■ Written problem: Could you output each line of the data that follows exactly?

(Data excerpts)
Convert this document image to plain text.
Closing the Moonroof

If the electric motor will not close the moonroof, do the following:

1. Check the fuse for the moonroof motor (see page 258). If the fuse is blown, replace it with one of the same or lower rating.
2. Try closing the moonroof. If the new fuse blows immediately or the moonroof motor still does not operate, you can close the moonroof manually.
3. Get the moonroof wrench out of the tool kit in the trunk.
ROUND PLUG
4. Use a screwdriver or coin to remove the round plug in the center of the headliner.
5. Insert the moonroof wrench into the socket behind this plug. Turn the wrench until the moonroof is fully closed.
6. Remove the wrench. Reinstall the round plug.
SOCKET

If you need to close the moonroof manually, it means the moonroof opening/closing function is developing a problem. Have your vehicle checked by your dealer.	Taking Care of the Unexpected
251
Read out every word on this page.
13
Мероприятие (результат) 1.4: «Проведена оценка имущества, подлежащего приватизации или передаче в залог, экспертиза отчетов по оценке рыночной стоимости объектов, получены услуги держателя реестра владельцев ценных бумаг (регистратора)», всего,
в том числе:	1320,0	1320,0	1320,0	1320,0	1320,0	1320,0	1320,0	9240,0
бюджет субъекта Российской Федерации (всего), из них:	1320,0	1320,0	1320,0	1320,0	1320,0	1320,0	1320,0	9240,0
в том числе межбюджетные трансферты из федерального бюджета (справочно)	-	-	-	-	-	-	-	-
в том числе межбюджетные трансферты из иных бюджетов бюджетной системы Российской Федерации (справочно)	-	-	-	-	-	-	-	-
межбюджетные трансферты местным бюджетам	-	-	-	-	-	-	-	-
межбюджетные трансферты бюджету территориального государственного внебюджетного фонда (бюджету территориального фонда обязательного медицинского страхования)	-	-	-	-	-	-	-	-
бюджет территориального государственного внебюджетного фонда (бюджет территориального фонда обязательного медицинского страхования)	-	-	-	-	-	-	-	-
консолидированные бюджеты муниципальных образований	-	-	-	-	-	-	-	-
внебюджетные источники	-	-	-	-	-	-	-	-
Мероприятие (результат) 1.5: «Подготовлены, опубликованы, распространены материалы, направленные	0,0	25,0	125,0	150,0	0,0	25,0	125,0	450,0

■ Result:
Convert this document image to plain text.
Closing the Moonroof

If the electric motor will not close the moonroof, do the following:

1. Check the fuse for the moonroof motor (see page 258). If the fuse is blown, replace it with one of the same or lower rating.
2. Try closing the moonroof. If the new fuse blows immediately or the moonroof motor still does not operate, you can close the moonroof manually.
3. Get the moonroof wrench out of the tool kit in the trunk.
ROUND PLUG
4. Use a screwdriver or coin to remove the round plug in the center of the headliner.
5. Insert the moonroof wrench into the socket behind this plug. Turn the wrench until the moonroof is fully closed.
6. Remove the wrench. Reinstall the round plug.
SOCKET

If you need to close the moonroof manually, it means the moonroof opening/closing function is developing a problem. Have your vehicle checked by your dealer.	Taking Care of the Unexpected
251
Read out every word on this page.
13
Мероприятие (результат) 1.4: «Проведена оценка имущества, подлежащего приватизации или передаче в залог, экспертиза отчетов по оценке рыночной стоимости объектов, получены услуги держателя реестра владельцев ценных бумаг (регистратора)», всего,
в том числе:	1320,0	1320,0	1320,0	1320,0	1320,0	1320,0	1320,0	9240,0
бюджет субъекта Российской Федерации (всего), из них:	1320,0	1320,0	1320,0	1320,0	1320,0	1320,0	1320,0	9240,0
в том числе межбюджетные трансферты из федерального бюджета (справочно)	-	-	-	-	-	-	-	-
в том числе межбюджетные трансферты из иных бюджетов бюджетной системы Российской Федерации (справочно)	-	-	-	-	-	-	-	-
межбюджетные трансферты местным бюджетам	-	-	-	-	-	-	-	-
межбюджетные трансферты бюджету территориального государственного внебюджетного фонда (бюджету территориального фонда обязательного медицинского страхования)	-	-	-	-	-	-	-	-
бюджет территориального государственного внебюджетного фонда (бюджет территориального фонда обязательного медицинского страхования)	-	-	-	-	-	-	-	-
консолидированные бюджеты муниципальных образований	-	-	-	-	-	-	-	-
внебюджетные источники	-	-	-	-	-	-	-	-
Мероприятие (результат) 1.5: «Подготовлены, опубликованы, распространены материалы, направленные	0,0	25,0	125,0	150,0	0,0	25,0	125,0	450,0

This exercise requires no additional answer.